=== Extrait du texte ===
Essai gamme Kawasaki VN
Les belles chromées d’Amérique Orientale
Dans le grand imagier motocycliste, la production de customs est, pour beaucoup, l’apanage d’une marque américaine. A tel point que, même face à aux représentantes d’une autre marque, le profane qualifie invariablement la machine de Harley Davidson. C’est dire, d’emblée, l’ampleur de la tache à laquelle s’attaque notamment Kawasaki, pour imposer son blason sur le segment. Car si le marché des hypersportives est à la baisse, à contrario le marché du custom est particulièrement porteur avec une croissance de 40 % des ventes entre 2010 et 2011 !
Le constructeur d’Akashi propose ainsi huit véhicules intégrant les codes typés du low riding. VN900 Classic et Classic Special Edition (bi-colore), Custom et Light Tourer constituent l’entrée de gamme. Suivent les ténors VN1700 en version Classic ABS, Tourer ABS, Custom Voyager ABS et Voyager ABS. A défaut de route 66, c’est sur le bitume vallonné de Bourgogne que nous nous rendons pour re-découvrir une sélection de cette gamme.

=== Données ===
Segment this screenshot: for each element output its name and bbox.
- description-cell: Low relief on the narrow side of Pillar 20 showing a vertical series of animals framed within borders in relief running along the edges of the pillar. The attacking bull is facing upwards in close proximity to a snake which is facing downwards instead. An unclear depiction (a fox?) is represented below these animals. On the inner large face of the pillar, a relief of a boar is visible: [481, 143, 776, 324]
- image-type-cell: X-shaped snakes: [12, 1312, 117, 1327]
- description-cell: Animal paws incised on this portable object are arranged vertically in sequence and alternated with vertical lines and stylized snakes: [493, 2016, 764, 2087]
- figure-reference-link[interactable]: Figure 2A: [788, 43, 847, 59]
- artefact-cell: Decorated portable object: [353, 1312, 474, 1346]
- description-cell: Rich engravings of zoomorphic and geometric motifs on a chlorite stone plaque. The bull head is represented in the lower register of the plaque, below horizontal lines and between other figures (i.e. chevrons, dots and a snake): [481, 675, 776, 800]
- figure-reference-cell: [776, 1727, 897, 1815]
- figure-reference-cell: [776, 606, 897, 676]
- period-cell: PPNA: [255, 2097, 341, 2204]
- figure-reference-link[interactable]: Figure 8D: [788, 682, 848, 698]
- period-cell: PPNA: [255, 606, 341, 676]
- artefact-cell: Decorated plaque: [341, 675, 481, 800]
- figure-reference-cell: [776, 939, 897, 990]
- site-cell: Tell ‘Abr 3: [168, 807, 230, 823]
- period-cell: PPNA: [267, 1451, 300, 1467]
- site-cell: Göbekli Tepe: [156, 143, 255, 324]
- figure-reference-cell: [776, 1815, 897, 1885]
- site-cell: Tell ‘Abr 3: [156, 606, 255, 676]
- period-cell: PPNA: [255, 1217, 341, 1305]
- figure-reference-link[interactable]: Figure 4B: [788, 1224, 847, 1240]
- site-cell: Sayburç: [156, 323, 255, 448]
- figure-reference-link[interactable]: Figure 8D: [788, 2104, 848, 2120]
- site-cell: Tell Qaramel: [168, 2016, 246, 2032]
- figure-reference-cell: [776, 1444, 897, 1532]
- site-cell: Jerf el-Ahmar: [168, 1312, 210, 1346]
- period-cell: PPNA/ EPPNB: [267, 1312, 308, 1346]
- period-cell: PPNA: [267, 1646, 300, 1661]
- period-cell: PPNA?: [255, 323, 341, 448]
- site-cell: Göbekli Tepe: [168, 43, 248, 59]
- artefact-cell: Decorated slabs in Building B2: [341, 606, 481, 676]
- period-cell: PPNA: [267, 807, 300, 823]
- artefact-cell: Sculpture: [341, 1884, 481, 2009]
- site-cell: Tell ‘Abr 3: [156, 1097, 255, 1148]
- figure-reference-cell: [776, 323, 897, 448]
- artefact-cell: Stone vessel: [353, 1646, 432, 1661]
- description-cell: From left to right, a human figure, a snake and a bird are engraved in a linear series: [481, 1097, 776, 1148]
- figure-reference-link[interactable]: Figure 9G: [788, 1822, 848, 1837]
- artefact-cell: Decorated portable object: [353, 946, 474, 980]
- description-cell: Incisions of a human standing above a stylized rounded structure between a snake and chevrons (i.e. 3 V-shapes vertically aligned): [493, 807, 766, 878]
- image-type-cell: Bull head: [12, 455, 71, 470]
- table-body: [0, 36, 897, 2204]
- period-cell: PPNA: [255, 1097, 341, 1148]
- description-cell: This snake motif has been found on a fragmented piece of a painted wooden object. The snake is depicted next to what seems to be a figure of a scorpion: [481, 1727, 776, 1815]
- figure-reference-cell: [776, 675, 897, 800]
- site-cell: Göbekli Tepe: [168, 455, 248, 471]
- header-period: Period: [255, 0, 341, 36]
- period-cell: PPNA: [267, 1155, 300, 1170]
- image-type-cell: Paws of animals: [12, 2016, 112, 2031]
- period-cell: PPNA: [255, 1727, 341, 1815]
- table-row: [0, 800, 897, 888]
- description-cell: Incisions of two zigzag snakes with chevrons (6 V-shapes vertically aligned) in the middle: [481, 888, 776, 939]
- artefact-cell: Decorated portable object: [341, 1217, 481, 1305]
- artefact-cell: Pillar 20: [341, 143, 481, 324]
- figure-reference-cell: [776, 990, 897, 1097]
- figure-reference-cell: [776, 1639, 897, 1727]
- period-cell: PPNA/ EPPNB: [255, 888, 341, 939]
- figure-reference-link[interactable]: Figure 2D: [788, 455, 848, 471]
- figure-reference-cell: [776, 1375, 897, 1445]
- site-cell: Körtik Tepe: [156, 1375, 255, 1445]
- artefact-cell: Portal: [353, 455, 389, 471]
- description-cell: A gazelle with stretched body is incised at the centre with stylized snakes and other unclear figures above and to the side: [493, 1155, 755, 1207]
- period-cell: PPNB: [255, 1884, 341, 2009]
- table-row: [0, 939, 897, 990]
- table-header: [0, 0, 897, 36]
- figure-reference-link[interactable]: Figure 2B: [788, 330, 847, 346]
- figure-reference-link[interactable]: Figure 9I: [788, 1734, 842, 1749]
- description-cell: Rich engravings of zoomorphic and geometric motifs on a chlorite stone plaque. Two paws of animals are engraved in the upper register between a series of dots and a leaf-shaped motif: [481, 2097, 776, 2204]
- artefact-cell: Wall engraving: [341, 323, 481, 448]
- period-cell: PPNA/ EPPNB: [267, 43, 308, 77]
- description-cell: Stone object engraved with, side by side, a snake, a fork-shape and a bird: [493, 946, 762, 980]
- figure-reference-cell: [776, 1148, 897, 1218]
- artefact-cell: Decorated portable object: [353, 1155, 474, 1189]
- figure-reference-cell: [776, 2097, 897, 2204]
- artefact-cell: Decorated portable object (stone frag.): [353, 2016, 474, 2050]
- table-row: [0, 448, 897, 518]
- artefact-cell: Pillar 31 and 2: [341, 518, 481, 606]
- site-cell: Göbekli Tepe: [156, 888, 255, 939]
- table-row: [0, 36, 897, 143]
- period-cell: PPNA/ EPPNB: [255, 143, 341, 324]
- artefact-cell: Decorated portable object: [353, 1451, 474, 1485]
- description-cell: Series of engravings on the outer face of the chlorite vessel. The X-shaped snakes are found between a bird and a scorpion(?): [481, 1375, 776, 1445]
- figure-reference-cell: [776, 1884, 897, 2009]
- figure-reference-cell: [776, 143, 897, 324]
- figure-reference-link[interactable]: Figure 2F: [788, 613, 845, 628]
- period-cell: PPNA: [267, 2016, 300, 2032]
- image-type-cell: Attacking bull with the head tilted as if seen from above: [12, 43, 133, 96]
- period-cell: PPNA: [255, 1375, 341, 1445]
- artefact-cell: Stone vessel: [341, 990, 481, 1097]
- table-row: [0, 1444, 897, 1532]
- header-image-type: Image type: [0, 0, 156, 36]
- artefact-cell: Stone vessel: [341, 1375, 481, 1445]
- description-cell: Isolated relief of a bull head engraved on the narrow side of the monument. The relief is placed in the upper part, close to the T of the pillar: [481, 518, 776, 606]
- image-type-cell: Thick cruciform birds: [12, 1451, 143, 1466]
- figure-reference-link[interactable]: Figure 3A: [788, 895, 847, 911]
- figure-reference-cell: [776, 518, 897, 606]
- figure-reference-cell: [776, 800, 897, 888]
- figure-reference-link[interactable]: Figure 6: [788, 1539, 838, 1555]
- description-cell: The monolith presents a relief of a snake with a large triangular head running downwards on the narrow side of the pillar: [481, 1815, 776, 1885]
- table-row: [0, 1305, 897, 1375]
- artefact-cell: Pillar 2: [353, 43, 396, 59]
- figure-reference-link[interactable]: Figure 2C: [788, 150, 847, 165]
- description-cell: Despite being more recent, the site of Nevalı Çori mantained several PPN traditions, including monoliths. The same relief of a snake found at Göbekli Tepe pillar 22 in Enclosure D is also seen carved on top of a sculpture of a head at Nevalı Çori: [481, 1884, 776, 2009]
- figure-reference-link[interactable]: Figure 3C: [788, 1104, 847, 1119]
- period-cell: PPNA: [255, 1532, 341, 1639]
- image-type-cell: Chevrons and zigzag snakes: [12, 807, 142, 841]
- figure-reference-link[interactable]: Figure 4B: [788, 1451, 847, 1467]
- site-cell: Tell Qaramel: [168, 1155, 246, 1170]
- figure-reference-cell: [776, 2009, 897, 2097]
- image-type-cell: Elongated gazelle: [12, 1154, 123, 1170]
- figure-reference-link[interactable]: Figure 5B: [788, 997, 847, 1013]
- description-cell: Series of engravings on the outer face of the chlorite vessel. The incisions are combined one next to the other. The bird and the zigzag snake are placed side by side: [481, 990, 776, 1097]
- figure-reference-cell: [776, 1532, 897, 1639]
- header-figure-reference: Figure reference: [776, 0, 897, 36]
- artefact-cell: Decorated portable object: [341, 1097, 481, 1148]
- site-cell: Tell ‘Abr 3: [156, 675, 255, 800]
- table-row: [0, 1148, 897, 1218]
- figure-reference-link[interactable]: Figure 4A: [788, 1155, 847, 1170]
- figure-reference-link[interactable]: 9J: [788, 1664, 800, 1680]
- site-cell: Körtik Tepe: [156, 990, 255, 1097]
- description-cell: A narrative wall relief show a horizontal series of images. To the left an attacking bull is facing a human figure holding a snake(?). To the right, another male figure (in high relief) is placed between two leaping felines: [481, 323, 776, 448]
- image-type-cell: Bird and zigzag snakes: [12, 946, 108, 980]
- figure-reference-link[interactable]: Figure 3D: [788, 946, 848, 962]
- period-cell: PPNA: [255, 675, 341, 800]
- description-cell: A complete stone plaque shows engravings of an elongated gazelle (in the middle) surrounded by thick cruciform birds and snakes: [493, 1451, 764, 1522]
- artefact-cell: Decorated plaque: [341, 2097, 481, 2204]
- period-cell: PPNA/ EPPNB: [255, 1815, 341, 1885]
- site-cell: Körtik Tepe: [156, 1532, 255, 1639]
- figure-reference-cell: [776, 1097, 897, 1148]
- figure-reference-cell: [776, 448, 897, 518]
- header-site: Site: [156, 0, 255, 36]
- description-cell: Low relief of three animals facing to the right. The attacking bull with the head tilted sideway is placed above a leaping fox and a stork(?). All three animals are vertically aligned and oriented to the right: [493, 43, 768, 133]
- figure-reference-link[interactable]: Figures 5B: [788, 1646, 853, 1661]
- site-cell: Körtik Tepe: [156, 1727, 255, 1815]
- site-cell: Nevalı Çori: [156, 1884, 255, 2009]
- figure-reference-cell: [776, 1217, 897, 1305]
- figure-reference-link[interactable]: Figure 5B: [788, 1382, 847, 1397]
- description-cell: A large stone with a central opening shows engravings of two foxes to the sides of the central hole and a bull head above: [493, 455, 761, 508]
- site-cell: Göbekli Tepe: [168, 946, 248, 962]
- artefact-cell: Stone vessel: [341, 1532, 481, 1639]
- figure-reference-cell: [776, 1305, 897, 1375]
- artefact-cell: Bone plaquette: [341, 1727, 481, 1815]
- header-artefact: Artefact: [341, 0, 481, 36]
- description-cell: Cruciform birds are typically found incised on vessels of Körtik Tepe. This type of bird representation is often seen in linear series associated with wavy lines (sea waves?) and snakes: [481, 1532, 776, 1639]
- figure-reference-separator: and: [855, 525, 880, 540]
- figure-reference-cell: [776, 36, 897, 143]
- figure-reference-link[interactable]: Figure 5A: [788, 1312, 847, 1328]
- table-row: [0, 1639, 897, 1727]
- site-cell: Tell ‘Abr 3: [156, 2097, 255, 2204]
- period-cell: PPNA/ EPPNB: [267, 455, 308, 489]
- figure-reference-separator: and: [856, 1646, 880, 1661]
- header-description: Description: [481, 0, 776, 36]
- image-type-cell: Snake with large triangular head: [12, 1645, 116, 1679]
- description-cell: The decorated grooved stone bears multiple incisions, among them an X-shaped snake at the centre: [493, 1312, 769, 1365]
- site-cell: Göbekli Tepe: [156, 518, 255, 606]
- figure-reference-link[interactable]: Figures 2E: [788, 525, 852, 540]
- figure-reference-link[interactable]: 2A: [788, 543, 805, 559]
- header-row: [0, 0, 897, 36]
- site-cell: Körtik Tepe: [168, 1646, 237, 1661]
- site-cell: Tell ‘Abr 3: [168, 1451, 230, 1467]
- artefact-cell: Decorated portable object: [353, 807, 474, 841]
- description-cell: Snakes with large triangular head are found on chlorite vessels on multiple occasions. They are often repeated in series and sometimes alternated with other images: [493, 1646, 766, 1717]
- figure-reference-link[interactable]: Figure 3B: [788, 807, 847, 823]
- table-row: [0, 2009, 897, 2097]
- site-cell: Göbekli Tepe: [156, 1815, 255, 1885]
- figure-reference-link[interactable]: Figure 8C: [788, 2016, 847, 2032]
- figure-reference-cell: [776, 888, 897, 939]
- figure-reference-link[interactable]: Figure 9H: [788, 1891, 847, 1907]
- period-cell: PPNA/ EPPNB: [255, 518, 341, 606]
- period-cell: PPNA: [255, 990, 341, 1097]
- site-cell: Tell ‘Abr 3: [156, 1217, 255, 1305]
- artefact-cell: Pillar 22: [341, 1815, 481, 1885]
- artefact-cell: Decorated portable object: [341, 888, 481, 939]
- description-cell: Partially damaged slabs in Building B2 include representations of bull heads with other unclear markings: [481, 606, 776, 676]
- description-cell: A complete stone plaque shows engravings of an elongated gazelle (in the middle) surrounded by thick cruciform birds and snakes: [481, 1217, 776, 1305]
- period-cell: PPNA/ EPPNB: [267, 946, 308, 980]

=== Énoncé 1 ===
Recopiez le passage du texte sur la gamme Kawasaki VN qui commence par les mots contenant « Le constructeur d’Akashi » et s'achève sur « de cette gamme. ».
=== Énoncé 2 ===
D'après le texte sur la gamme Kawasaki VN, de combien les ventes du marché du custom ont-elles progressé entre 2010 et 2011 ?
=== Énoncé 3 ===
Relevez toutes les versions de la VN1700 mentionnées dans le texte sur la gamme Kawasaki VN.

=== Réponse attendue 1 ===
Le constructeur d’Akashi propose ainsi huit véhicules intégrant les codes typés du low riding. VN900 Classic et Classic Special Edition (bi-colore), Custom et Light Tourer constituent l’entrée de gamme. Suivent les ténors VN1700 en version Classic ABS, Tourer ABS, Custom Voyager ABS et Voyager ABS. A défaut de route 66, c’est sur le bitume vallonné de Bourgogne que nous nous rendons pour re-découvrir une sélection de cette gamme.

=== Réponse attendue 2 ===
Elles ont progressé de 40 %.

=== Réponse attendue 3 ===
- Classic ABS
- Tourer ABS
- Custom Voyager ABS
- Voyager ABS